Dataset entries on figures
** begin **

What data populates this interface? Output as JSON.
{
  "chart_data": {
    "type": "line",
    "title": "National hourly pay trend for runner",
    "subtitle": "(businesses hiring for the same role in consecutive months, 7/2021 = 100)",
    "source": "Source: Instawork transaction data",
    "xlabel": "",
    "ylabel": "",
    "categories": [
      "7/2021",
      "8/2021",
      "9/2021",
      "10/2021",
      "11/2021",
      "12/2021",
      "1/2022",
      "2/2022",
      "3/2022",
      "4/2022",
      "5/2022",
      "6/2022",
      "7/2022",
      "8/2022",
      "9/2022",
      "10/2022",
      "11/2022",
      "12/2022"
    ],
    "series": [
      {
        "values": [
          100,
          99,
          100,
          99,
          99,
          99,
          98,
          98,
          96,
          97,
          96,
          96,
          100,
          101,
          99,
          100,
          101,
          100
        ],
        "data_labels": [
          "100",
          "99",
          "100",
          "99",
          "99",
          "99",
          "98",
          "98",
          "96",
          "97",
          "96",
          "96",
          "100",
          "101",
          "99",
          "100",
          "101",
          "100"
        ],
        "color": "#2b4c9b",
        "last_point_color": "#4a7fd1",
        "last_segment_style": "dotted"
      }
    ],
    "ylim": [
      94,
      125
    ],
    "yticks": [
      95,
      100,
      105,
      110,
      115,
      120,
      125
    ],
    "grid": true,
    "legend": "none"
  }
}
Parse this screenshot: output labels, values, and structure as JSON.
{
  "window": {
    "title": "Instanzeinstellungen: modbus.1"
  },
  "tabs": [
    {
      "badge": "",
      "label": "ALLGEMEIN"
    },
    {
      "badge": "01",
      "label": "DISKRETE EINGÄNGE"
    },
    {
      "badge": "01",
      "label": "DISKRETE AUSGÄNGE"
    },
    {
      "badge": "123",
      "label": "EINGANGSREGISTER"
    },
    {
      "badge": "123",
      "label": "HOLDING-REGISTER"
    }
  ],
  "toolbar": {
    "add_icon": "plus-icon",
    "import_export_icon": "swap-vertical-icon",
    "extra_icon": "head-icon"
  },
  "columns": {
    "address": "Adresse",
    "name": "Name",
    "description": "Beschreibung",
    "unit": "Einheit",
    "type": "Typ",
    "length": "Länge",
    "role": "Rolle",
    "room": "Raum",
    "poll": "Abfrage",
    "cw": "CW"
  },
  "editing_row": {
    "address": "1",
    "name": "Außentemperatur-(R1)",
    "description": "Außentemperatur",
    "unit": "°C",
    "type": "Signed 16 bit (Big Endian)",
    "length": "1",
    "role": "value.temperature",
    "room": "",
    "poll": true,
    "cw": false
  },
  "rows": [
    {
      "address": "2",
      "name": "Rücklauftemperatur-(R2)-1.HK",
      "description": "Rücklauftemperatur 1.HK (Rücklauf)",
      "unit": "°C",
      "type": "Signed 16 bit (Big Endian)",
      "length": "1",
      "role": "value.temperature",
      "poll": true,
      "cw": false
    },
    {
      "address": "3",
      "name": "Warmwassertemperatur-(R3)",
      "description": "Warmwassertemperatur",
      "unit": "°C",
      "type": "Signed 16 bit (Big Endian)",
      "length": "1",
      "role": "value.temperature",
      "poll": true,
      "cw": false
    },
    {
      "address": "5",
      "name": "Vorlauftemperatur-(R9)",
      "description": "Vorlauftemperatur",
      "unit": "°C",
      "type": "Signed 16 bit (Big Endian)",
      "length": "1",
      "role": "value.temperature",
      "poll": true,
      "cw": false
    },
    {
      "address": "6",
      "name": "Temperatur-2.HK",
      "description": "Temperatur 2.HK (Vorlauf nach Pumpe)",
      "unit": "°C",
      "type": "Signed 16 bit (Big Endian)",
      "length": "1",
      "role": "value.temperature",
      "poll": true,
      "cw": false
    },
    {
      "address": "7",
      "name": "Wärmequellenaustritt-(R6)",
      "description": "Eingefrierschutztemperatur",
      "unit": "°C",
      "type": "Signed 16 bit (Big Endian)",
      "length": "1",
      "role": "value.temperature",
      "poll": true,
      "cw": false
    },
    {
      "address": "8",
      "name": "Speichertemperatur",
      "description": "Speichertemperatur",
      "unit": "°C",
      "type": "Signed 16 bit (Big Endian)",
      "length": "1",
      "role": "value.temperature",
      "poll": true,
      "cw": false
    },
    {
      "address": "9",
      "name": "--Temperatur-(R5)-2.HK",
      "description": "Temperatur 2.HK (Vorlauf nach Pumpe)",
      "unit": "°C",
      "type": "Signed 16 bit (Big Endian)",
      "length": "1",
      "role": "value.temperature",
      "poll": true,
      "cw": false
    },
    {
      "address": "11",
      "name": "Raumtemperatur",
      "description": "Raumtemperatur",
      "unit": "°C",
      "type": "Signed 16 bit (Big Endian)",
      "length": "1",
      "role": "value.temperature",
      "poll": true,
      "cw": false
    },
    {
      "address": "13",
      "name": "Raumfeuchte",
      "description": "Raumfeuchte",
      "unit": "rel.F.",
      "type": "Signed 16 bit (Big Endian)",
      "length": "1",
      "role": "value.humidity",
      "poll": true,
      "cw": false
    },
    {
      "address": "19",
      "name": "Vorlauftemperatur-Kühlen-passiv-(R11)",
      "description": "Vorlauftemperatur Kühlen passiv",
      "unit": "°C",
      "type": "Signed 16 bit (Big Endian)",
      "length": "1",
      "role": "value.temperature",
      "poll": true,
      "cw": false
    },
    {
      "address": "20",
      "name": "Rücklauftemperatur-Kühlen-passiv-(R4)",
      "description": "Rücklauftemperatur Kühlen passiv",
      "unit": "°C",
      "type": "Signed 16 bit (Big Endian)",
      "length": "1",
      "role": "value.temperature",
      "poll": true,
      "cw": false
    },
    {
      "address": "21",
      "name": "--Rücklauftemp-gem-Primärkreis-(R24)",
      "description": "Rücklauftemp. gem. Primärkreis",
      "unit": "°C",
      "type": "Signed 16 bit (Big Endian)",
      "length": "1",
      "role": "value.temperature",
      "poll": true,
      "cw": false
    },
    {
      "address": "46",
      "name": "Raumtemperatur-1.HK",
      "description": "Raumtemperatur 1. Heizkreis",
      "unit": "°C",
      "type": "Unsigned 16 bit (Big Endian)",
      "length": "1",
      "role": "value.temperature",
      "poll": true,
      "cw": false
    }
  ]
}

** end **

**Aim of the exercise**
From the listing above, collect every line that mentions the word "Kühlen".

**The result**
      "name": "Vorlauftemperatur-Kühlen-passiv-(R11)",
      "description": "Vorlauftemperatur Kühlen passiv",
      "name": "Rücklauftemperatur-Kühlen-passiv-(R4)",
      "description": "Rücklauftemperatur Kühlen passiv",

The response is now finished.